• What is required:
Set every entry down again exactly, excluding any pictures.
++++ Dataset entries
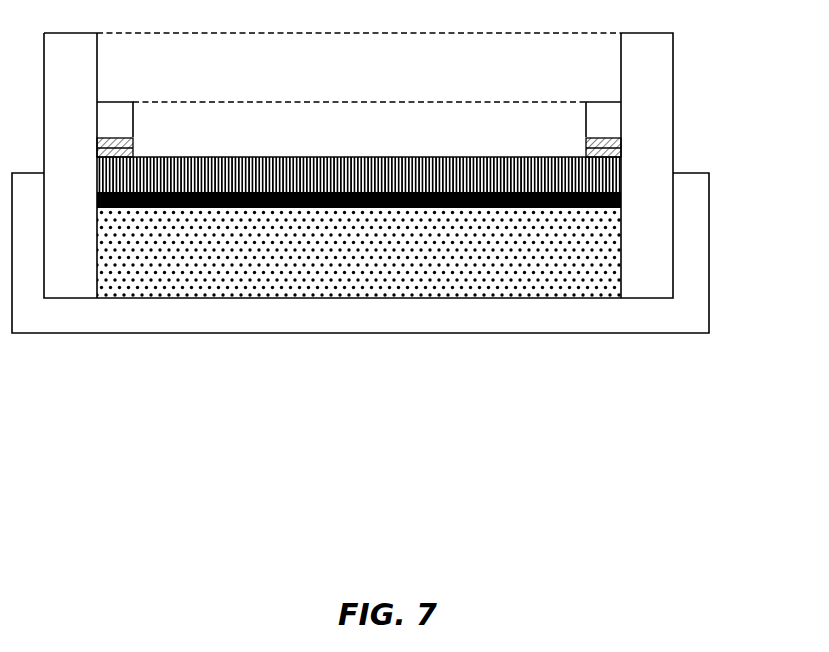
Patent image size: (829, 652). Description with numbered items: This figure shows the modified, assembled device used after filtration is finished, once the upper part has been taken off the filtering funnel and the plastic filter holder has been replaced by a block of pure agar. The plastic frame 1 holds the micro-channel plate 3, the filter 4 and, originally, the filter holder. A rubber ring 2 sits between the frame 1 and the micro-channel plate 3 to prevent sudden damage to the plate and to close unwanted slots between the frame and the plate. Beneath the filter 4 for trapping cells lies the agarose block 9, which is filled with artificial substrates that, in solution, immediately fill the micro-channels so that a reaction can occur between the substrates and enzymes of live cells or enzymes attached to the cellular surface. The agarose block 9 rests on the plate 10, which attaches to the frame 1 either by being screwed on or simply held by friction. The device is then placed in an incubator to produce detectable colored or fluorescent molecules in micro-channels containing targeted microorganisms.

The frame 1 is at (670, 48).
The rubber ring 2 is at (636, 137).
The micro-channel plate 3 is at (623, 172).
The filter 4 is at (620, 191).
The agarose block 9 is at (550, 262).
The plate for agar block 10 is at (671, 314).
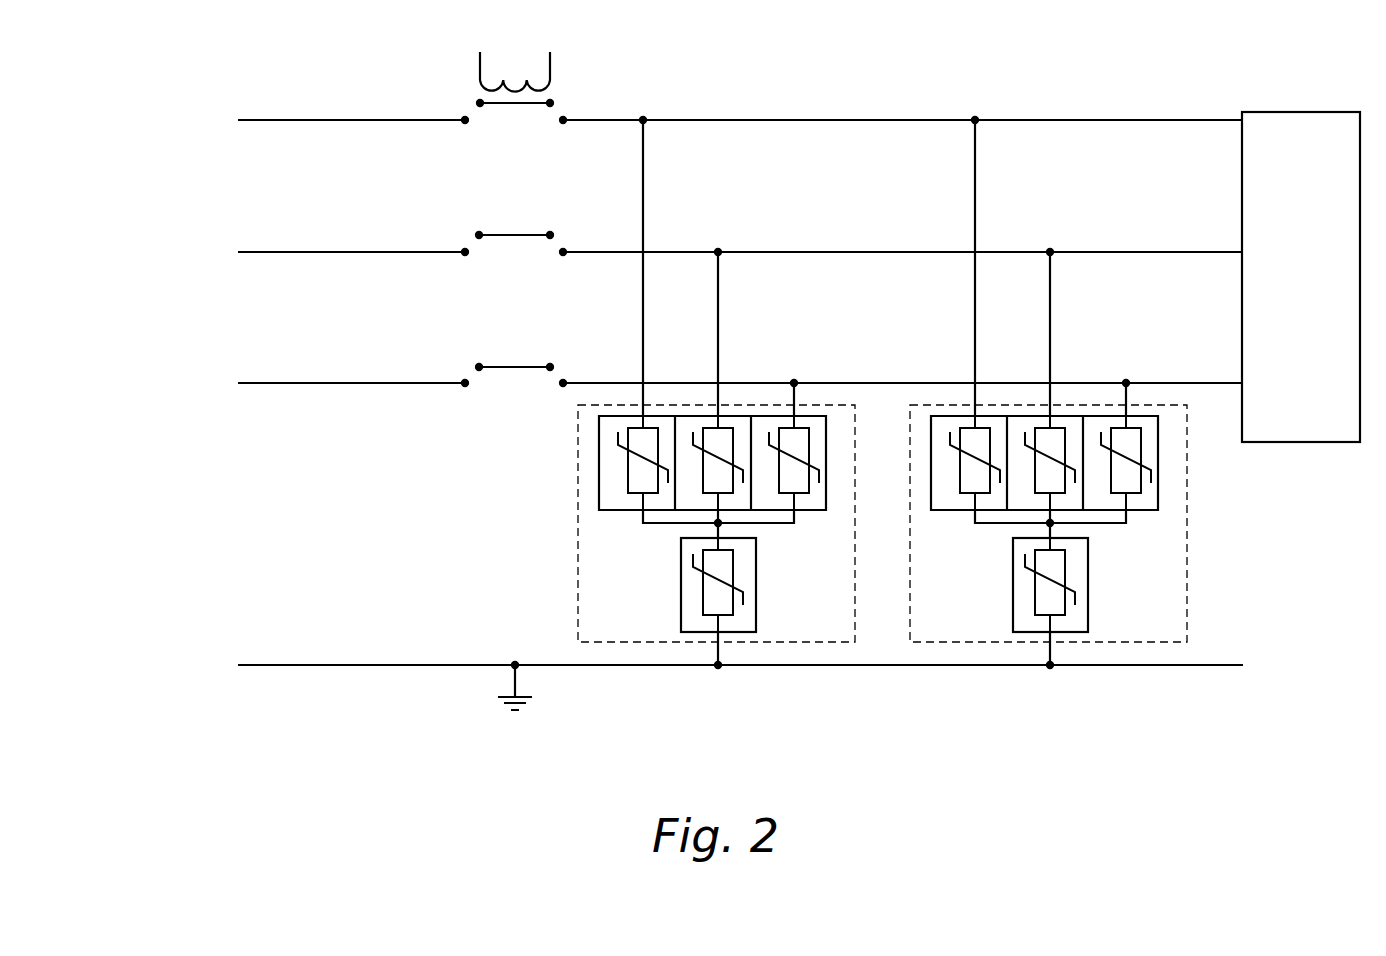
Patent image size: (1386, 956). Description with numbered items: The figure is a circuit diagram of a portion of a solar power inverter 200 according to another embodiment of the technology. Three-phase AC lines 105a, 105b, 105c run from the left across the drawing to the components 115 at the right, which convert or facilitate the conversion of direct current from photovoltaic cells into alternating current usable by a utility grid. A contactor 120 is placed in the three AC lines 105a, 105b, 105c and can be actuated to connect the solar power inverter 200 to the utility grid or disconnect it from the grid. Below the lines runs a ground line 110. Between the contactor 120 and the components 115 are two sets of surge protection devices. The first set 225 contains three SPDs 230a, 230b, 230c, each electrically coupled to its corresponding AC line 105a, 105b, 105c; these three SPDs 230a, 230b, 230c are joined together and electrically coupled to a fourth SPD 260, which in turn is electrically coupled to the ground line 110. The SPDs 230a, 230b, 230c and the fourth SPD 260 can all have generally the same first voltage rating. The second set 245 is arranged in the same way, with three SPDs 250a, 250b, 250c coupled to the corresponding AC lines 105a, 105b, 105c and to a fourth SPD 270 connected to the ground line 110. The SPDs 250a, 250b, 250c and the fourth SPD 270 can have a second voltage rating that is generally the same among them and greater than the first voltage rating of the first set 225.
++++++++
• Your response:
Patent image size: (829, 652). Description with numbered items: This figure shows the modified, assembled device used after filtration is finished, once the upper part has been taken off the filtering funnel and the plastic filter holder has been replaced by a block of pure agar. The plastic frame 1 holds the micro-channel plate 3, the filter 4 and, originally, the filter holder. A rubber ring 2 sits between the frame 1 and the micro-channel plate 3 to prevent sudden damage to the plate and to close unwanted slots between the frame and the plate. Beneath the filter 4 for trapping cells lies the agarose block 9, which is filled with artificial substrates that, in solution, immediately fill the micro-channels so that a reaction can occur between the substrates and enzymes of live cells or enzymes attached to the cellular surface. The agarose block 9 rests on the plate 10, which attaches to the frame 1 either by being screwed on or simply held by friction. The device is then placed in an incubator to produce detectable colored or fluorescent molecules in micro-channels containing targeted microorganisms.

The frame 1 is at (670, 48).
The rubber ring 2 is at (636, 137).
The micro-channel plate 3 is at (623, 172).
The filter 4 is at (620, 191).
The agarose block 9 is at (550, 262).
The plate for agar block 10 is at (671, 314).
Patent image size: (1386, 956). Description with numbered items: The figure is a circuit diagram of a portion of a solar power inverter 200 according to another embodiment of the technology. Three-phase AC lines 105a, 105b, 105c run from the left across the drawing to the components 115 at the right, which convert or facilitate the conversion of direct current from photovoltaic cells into alternating current usable by a utility grid. A contactor 120 is placed in the three AC lines 105a, 105b, 105c and can be actuated to connect the solar power inverter 200 to the utility grid or disconnect it from the grid. Below the lines runs a ground line 110. Between the contactor 120 and the components 115 are two sets of surge protection devices. The first set 225 contains three SPDs 230a, 230b, 230c, each electrically coupled to its corresponding AC line 105a, 105b, 105c; these three SPDs 230a, 230b, 230c are joined together and electrically coupled to a fourth SPD 260, which in turn is electrically coupled to the ground line 110. The SPDs 230a, 230b, 230c and the fourth SPD 260 can all have generally the same first voltage rating. The second set 245 is arranged in the same way, with three SPDs 250a, 250b, 250c coupled to the corresponding AC lines 105a, 105b, 105c and to a fourth SPD 270 connected to the ground line 110. The SPDs 250a, 250b, 250c and the fourth SPD 270 can have a second voltage rating that is generally the same among them and greater than the first voltage rating of the first set 225.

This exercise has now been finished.